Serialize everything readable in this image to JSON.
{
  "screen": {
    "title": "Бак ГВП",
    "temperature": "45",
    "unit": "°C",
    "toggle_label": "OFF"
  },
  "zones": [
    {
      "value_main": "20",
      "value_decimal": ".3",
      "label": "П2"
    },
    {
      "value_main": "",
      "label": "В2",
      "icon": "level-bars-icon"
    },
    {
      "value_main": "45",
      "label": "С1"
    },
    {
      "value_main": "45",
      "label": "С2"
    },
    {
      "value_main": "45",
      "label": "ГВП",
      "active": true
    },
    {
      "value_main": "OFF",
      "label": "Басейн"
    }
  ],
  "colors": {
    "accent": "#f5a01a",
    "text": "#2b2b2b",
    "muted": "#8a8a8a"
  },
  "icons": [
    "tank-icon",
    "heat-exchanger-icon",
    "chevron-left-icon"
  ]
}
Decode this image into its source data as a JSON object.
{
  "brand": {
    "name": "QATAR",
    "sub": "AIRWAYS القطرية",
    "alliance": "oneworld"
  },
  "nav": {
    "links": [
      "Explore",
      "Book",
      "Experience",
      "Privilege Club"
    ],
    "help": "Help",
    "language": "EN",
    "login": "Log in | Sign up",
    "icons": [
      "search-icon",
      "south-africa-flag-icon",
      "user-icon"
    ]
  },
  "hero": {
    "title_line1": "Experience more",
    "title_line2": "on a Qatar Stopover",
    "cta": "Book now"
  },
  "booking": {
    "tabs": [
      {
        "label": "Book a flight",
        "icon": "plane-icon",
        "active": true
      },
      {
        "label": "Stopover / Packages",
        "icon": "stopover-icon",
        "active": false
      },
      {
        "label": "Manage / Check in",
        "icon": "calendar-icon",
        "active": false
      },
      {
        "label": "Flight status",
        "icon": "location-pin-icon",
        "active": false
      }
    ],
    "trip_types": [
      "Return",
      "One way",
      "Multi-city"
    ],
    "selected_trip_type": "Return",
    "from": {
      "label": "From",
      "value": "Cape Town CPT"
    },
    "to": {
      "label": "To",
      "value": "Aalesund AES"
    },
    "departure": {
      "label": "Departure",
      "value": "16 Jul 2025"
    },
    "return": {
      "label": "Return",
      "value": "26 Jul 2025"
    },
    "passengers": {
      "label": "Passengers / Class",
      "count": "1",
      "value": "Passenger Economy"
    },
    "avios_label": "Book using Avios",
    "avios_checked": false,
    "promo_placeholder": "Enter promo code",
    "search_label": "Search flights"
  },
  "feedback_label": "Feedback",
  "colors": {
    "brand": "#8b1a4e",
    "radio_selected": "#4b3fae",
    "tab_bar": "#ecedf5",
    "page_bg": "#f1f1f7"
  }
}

━━━━━━━━━━

◆ **TASK DESCRIPTION**
Using the listing above, retype each line exactly.

◆ **RESULT OF THIS TASK**
Serialize everything readable in this image to JSON.
{
  "screen": {
    "title": "Бак ГВП",
    "temperature": "45",
    "unit": "°C",
    "toggle_label": "OFF"
  },
  "zones": [
    {
      "value_main": "20",
      "value_decimal": ".3",
      "label": "П2"
    },
    {
      "value_main": "",
      "label": "В2",
      "icon": "level-bars-icon"
    },
    {
      "value_main": "45",
      "label": "С1"
    },
    {
      "value_main": "45",
      "label": "С2"
    },
    {
      "value_main": "45",
      "label": "ГВП",
      "active": true
    },
    {
      "value_main": "OFF",
      "label": "Басейн"
    }
  ],
  "colors": {
    "accent": "#f5a01a",
    "text": "#2b2b2b",
    "muted": "#8a8a8a"
  },
  "icons": [
    "tank-icon",
    "heat-exchanger-icon",
    "chevron-left-icon"
  ]
}
Decode this image into its source data as a JSON object.
{
  "brand": {
    "name": "QATAR",
    "sub": "AIRWAYS القطرية",
    "alliance": "oneworld"
  },
  "nav": {
    "links": [
      "Explore",
      "Book",
      "Experience",
      "Privilege Club"
    ],
    "help": "Help",
    "language": "EN",
    "login": "Log in | Sign up",
    "icons": [
      "search-icon",
      "south-africa-flag-icon",
      "user-icon"
    ]
  },
  "hero": {
    "title_line1": "Experience more",
    "title_line2": "on a Qatar Stopover",
    "cta": "Book now"
  },
  "booking": {
    "tabs": [
      {
        "label": "Book a flight",
        "icon": "plane-icon",
        "active": true
      },
      {
        "label": "Stopover / Packages",
        "icon": "stopover-icon",
        "active": false
      },
      {
        "label": "Manage / Check in",
        "icon": "calendar-icon",
        "active": false
      },
      {
        "label": "Flight status",
        "icon": "location-pin-icon",
        "active": false
      }
    ],
    "trip_types": [
      "Return",
      "One way",
      "Multi-city"
    ],
    "selected_trip_type": "Return",
    "from": {
      "label": "From",
      "value": "Cape Town CPT"
    },
    "to": {
      "label": "To",
      "value": "Aalesund AES"
    },
    "departure": {
      "label": "Departure",
      "value": "16 Jul 2025"
    },
    "return": {
      "label": "Return",
      "value": "26 Jul 2025"
    },
    "passengers": {
      "label": "Passengers / Class",
      "count": "1",
      "value": "Passenger Economy"
    },
    "avios_label": "Book using Avios",
    "avios_checked": false,
    "promo_placeholder": "Enter promo code",
    "search_label": "Search flights"
  },
  "feedback_label": "Feedback",
  "colors": {
    "brand": "#8b1a4e",
    "radio_selected": "#4b3fae",
    "tab_bar": "#ecedf5",
    "page_bg": "#f1f1f7"
  }
}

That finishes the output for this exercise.